(Excerpt from a dataset)
━━━━━━━━━━━━━━━━
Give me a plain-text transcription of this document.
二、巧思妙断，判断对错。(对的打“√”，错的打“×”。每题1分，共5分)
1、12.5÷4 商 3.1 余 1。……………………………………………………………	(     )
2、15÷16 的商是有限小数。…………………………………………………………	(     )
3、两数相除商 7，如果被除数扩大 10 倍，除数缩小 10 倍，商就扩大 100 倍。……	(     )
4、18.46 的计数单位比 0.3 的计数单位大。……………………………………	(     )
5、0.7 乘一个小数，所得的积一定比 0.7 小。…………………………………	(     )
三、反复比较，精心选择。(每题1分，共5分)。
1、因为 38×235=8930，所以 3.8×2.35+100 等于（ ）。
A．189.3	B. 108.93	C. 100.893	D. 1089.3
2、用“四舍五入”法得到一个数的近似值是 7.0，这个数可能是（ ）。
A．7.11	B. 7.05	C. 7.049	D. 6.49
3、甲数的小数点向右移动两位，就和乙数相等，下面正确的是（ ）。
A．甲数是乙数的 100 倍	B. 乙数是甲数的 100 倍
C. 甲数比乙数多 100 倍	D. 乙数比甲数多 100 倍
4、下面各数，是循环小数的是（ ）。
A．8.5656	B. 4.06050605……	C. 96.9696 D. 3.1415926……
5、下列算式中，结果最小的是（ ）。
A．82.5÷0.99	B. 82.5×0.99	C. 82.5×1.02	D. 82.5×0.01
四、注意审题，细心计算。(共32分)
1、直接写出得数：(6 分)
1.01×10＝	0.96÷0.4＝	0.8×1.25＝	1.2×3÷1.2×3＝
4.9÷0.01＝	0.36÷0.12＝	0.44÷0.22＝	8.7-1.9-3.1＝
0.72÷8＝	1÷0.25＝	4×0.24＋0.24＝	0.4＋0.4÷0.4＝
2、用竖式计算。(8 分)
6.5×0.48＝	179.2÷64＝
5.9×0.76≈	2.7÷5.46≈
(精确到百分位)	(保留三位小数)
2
━━━━━━━━━━━━━━━━
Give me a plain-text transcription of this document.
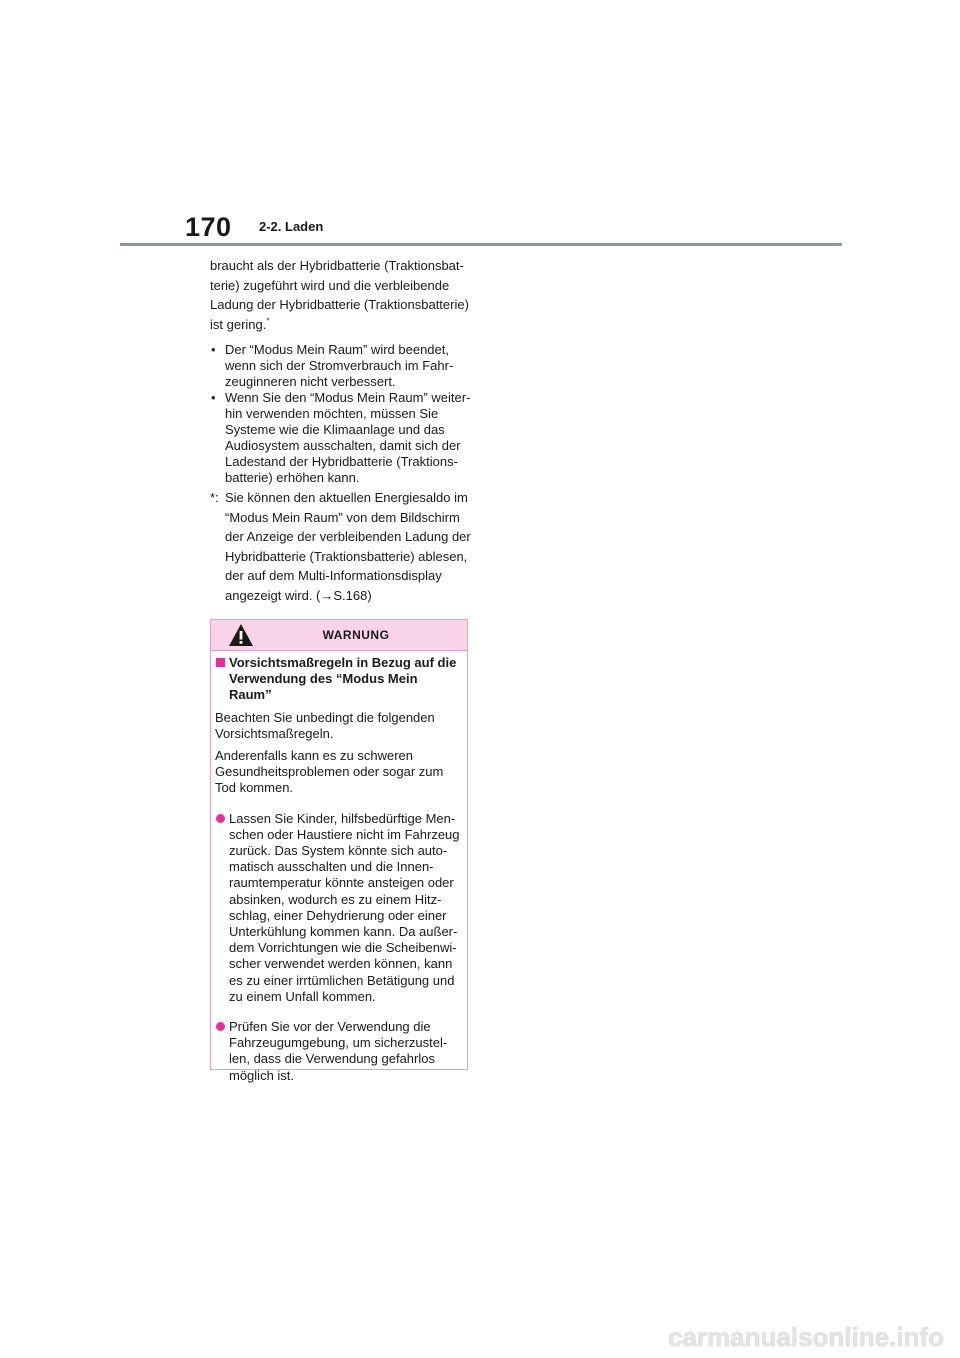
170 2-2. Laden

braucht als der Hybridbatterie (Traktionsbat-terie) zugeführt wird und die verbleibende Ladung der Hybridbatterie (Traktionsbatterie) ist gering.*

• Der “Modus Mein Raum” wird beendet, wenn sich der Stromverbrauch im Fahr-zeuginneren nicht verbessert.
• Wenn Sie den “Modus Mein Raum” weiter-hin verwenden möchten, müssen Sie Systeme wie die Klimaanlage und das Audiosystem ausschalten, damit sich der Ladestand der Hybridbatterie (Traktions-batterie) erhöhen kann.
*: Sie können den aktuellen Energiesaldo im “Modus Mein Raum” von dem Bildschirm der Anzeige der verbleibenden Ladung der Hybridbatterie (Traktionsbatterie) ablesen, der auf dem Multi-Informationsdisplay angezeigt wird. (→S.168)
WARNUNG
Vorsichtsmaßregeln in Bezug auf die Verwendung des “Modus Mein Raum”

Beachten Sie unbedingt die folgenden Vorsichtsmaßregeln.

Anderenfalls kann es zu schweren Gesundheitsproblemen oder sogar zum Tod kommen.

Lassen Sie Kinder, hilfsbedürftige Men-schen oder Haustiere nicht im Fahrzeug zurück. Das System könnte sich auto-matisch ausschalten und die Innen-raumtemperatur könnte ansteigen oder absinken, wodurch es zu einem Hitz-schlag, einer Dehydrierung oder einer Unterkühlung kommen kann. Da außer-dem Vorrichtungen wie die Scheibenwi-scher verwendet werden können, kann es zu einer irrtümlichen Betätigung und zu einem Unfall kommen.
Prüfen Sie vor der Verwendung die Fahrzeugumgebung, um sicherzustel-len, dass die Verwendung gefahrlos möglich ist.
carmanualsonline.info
━━━━━━━━━━━━━━━━
## Written task:
Find the word "Vorsichtsmaßregeln" in the data and copy out each line where it turns up.

## Output of the exercise:
Vorsichtsmaßregeln in Bezug auf die Verwendung des “Modus Mein Raum”
Beachten Sie unbedingt die folgenden Vorsichtsmaßregeln.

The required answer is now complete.